__GOAL OF THE EXERCISE__:
Lines holding the string "scatter" are the ones to copy from this listing.

□ □ □ □ □

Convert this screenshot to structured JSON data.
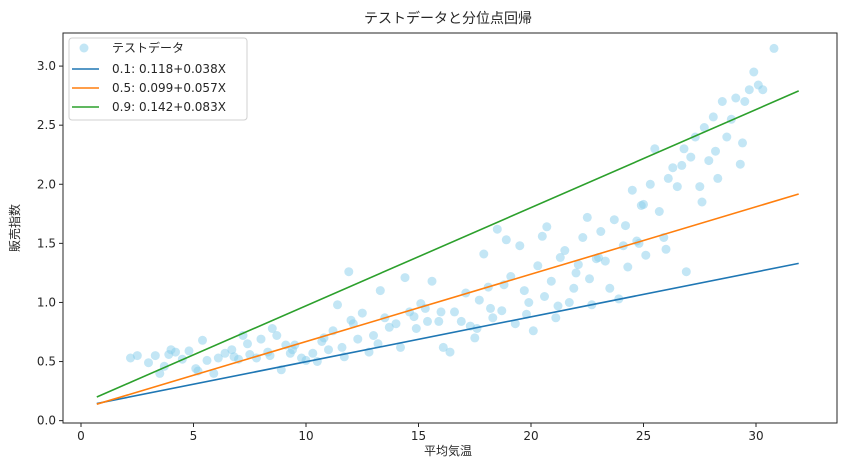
{
  "chart_data": {
    "type": "scatter",
    "title": "テストデータと分位点回帰",
    "xlabel": "平均気温",
    "ylabel": "販売指数",
    "xlim": [
      -0.8,
      33.6
    ],
    "ylim": [
      -0.02,
      3.28
    ],
    "xticks": [
      0,
      5,
      10,
      15,
      20,
      25,
      30
    ],
    "yticks": [
      0.0,
      0.5,
      1.0,
      1.5,
      2.0,
      2.5,
      3.0
    ],
    "xtick_labels": [
      "0",
      "5",
      "10",
      "15",
      "20",
      "25",
      "30"
    ],
    "ytick_labels": [
      "0.0",
      "0.5",
      "1.0",
      "1.5",
      "2.0",
      "2.5",
      "3.0"
    ],
    "grid": false,
    "legend_position": "top-left",
    "colors": {
      "scatter": "#87ceeb",
      "q01": "#1f77b4",
      "q05": "#ff7f0e",
      "q09": "#2ca02c"
    },
    "scatter": {
      "name": "テストデータ",
      "points": [
        [
          2.2,
          0.53
        ],
        [
          2.5,
          0.55
        ],
        [
          3.0,
          0.49
        ],
        [
          3.3,
          0.55
        ],
        [
          3.5,
          0.4
        ],
        [
          3.7,
          0.46
        ],
        [
          3.9,
          0.56
        ],
        [
          4.2,
          0.58
        ],
        [
          4.5,
          0.52
        ],
        [
          4.8,
          0.59
        ],
        [
          5.1,
          0.44
        ],
        [
          5.4,
          0.68
        ],
        [
          5.6,
          0.51
        ],
        [
          5.9,
          0.4
        ],
        [
          6.1,
          0.53
        ],
        [
          6.4,
          0.57
        ],
        [
          6.7,
          0.6
        ],
        [
          7.0,
          0.52
        ],
        [
          7.2,
          0.72
        ],
        [
          7.5,
          0.56
        ],
        [
          7.8,
          0.53
        ],
        [
          8.0,
          0.69
        ],
        [
          8.3,
          0.58
        ],
        [
          8.5,
          0.78
        ],
        [
          8.7,
          0.72
        ],
        [
          8.9,
          0.43
        ],
        [
          9.1,
          0.64
        ],
        [
          9.3,
          0.57
        ],
        [
          9.5,
          0.64
        ],
        [
          9.8,
          0.53
        ],
        [
          10.0,
          0.51
        ],
        [
          10.3,
          0.57
        ],
        [
          10.5,
          0.5
        ],
        [
          10.7,
          0.67
        ],
        [
          11.0,
          0.6
        ],
        [
          11.2,
          0.76
        ],
        [
          11.4,
          0.98
        ],
        [
          11.7,
          0.54
        ],
        [
          11.9,
          1.26
        ],
        [
          12.1,
          0.82
        ],
        [
          12.3,
          0.69
        ],
        [
          12.5,
          0.91
        ],
        [
          12.8,
          0.58
        ],
        [
          13.0,
          0.72
        ],
        [
          13.2,
          0.65
        ],
        [
          13.5,
          0.87
        ],
        [
          13.7,
          0.79
        ],
        [
          14.0,
          0.82
        ],
        [
          14.2,
          0.62
        ],
        [
          14.4,
          1.21
        ],
        [
          14.6,
          0.92
        ],
        [
          14.9,
          0.78
        ],
        [
          15.1,
          0.99
        ],
        [
          15.4,
          0.84
        ],
        [
          15.6,
          1.18
        ],
        [
          15.9,
          0.84
        ],
        [
          16.1,
          0.62
        ],
        [
          16.4,
          0.58
        ],
        [
          16.6,
          0.92
        ],
        [
          16.9,
          0.84
        ],
        [
          17.1,
          1.08
        ],
        [
          17.3,
          0.8
        ],
        [
          17.5,
          0.7
        ],
        [
          17.7,
          1.02
        ],
        [
          17.9,
          1.41
        ],
        [
          18.1,
          1.13
        ],
        [
          18.3,
          0.87
        ],
        [
          18.5,
          1.62
        ],
        [
          18.7,
          0.93
        ],
        [
          18.9,
          1.53
        ],
        [
          19.1,
          1.22
        ],
        [
          19.3,
          0.82
        ],
        [
          19.5,
          1.48
        ],
        [
          19.7,
          1.1
        ],
        [
          19.9,
          1.0
        ],
        [
          20.1,
          0.76
        ],
        [
          20.3,
          1.31
        ],
        [
          20.5,
          1.56
        ],
        [
          20.7,
          1.64
        ],
        [
          20.9,
          1.18
        ],
        [
          21.1,
          0.87
        ],
        [
          21.3,
          1.38
        ],
        [
          21.5,
          1.44
        ],
        [
          21.7,
          1.0
        ],
        [
          21.9,
          1.12
        ],
        [
          22.1,
          1.32
        ],
        [
          22.3,
          1.55
        ],
        [
          22.5,
          1.72
        ],
        [
          22.7,
          0.98
        ],
        [
          22.9,
          1.37
        ],
        [
          23.1,
          1.6
        ],
        [
          23.3,
          1.35
        ],
        [
          23.5,
          1.12
        ],
        [
          23.7,
          1.7
        ],
        [
          23.9,
          1.03
        ],
        [
          24.1,
          1.48
        ],
        [
          24.3,
          1.3
        ],
        [
          24.5,
          1.95
        ],
        [
          24.7,
          1.52
        ],
        [
          24.9,
          1.82
        ],
        [
          25.1,
          1.4
        ],
        [
          25.3,
          2.0
        ],
        [
          25.5,
          2.3
        ],
        [
          25.7,
          1.77
        ],
        [
          25.9,
          1.55
        ],
        [
          26.1,
          2.05
        ],
        [
          26.3,
          2.14
        ],
        [
          26.5,
          1.98
        ],
        [
          26.7,
          2.16
        ],
        [
          26.9,
          1.26
        ],
        [
          27.1,
          2.23
        ],
        [
          27.3,
          2.4
        ],
        [
          27.5,
          1.98
        ],
        [
          27.7,
          2.48
        ],
        [
          27.9,
          2.2
        ],
        [
          28.1,
          2.57
        ],
        [
          28.3,
          2.05
        ],
        [
          28.5,
          2.7
        ],
        [
          28.7,
          2.4
        ],
        [
          28.9,
          2.55
        ],
        [
          29.1,
          2.73
        ],
        [
          29.3,
          2.17
        ],
        [
          29.5,
          2.7
        ],
        [
          29.7,
          2.8
        ],
        [
          29.9,
          2.95
        ],
        [
          30.1,
          2.84
        ],
        [
          30.3,
          2.8
        ],
        [
          30.8,
          3.15
        ],
        [
          4.0,
          0.6
        ],
        [
          6.8,
          0.54
        ],
        [
          9.4,
          0.6
        ],
        [
          12.0,
          0.85
        ],
        [
          14.8,
          0.88
        ],
        [
          17.6,
          0.78
        ],
        [
          18.2,
          0.95
        ],
        [
          19.8,
          0.9
        ],
        [
          21.2,
          0.97
        ],
        [
          22.6,
          1.2
        ],
        [
          23.0,
          1.38
        ],
        [
          24.2,
          1.65
        ],
        [
          25.0,
          1.83
        ],
        [
          26.8,
          2.3
        ],
        [
          27.6,
          1.85
        ],
        [
          28.2,
          2.28
        ],
        [
          29.4,
          2.35
        ],
        [
          16.0,
          0.92
        ],
        [
          13.3,
          1.1
        ],
        [
          10.8,
          0.7
        ],
        [
          8.4,
          0.55
        ],
        [
          5.2,
          0.42
        ],
        [
          20.6,
          1.05
        ],
        [
          22.0,
          1.25
        ],
        [
          24.8,
          1.5
        ],
        [
          26.0,
          1.45
        ],
        [
          18.8,
          1.15
        ],
        [
          15.3,
          0.95
        ],
        [
          11.6,
          0.62
        ],
        [
          7.4,
          0.65
        ]
      ]
    },
    "series": [
      {
        "name": "0.1: 0.118+0.038X",
        "intercept": 0.118,
        "slope": 0.038,
        "x_range": [
          0.7,
          31.9
        ]
      },
      {
        "name": "0.5: 0.099+0.057X",
        "intercept": 0.099,
        "slope": 0.057,
        "x_range": [
          0.7,
          31.9
        ]
      },
      {
        "name": "0.9: 0.142+0.083X",
        "intercept": 0.142,
        "slope": 0.083,
        "x_range": [
          0.7,
          31.9
        ]
      }
    ]
  }
}
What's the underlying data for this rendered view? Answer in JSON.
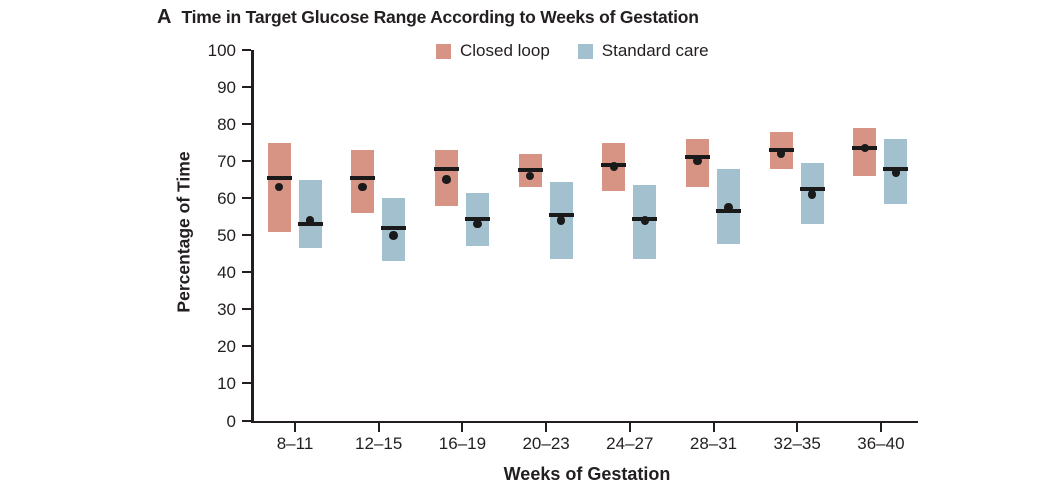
{
  "panel_label": "A",
  "title": "Time in Target Glucose Range According to Weeks of Gestation",
  "legend": [
    {
      "label": "Closed loop",
      "color": "#D79383"
    },
    {
      "label": "Standard care",
      "color": "#A3C0CF"
    }
  ],
  "colors": {
    "closed_loop": "#D79383",
    "standard_care": "#A3C0CF",
    "axis": "#231f20",
    "median_line": "#1a1a1a",
    "mean_dot": "#1a1a1a"
  },
  "chart_data": {
    "type": "box",
    "title": "Time in Target Glucose Range According to Weeks of Gestation",
    "xlabel": "Weeks of Gestation",
    "ylabel": "Percentage of Time",
    "ylim": [
      0,
      100
    ],
    "yticks": [
      0,
      10,
      20,
      30,
      40,
      50,
      60,
      70,
      80,
      90,
      100
    ],
    "grid": false,
    "legend_position": "top-center",
    "categories": [
      "8–11",
      "12–15",
      "16–19",
      "20–23",
      "24–27",
      "28–31",
      "32–35",
      "36–40"
    ],
    "series": [
      {
        "name": "Closed loop",
        "color": "#D79383",
        "boxes": [
          {
            "low": 51,
            "high": 75,
            "median": 65.5,
            "mean": 63
          },
          {
            "low": 56,
            "high": 73,
            "median": 65.5,
            "mean": 63
          },
          {
            "low": 58,
            "high": 73,
            "median": 68,
            "mean": 65
          },
          {
            "low": 63,
            "high": 72,
            "median": 67.5,
            "mean": 66
          },
          {
            "low": 62,
            "high": 75,
            "median": 69,
            "mean": 68.5
          },
          {
            "low": 63,
            "high": 76,
            "median": 71,
            "mean": 70
          },
          {
            "low": 68,
            "high": 78,
            "median": 73,
            "mean": 72
          },
          {
            "low": 66,
            "high": 79,
            "median": 73.5,
            "mean": 73.5
          }
        ]
      },
      {
        "name": "Standard care",
        "color": "#A3C0CF",
        "boxes": [
          {
            "low": 46.5,
            "high": 65,
            "median": 53,
            "mean": 54
          },
          {
            "low": 43,
            "high": 60,
            "median": 52,
            "mean": 50
          },
          {
            "low": 47,
            "high": 61.5,
            "median": 54.5,
            "mean": 53
          },
          {
            "low": 43.5,
            "high": 64.5,
            "median": 55.5,
            "mean": 54
          },
          {
            "low": 43.5,
            "high": 63.5,
            "median": 54.5,
            "mean": 54
          },
          {
            "low": 47.5,
            "high": 68,
            "median": 56.5,
            "mean": 57.5
          },
          {
            "low": 53,
            "high": 69.5,
            "median": 62.5,
            "mean": 61
          },
          {
            "low": 58.5,
            "high": 76,
            "median": 68,
            "mean": 67
          }
        ]
      }
    ]
  }
}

□ □ □ □ □

__WRITTEN REPLY__:
    "type": "scatter",
      "scatter": "#87ceeb",
    "scatter": {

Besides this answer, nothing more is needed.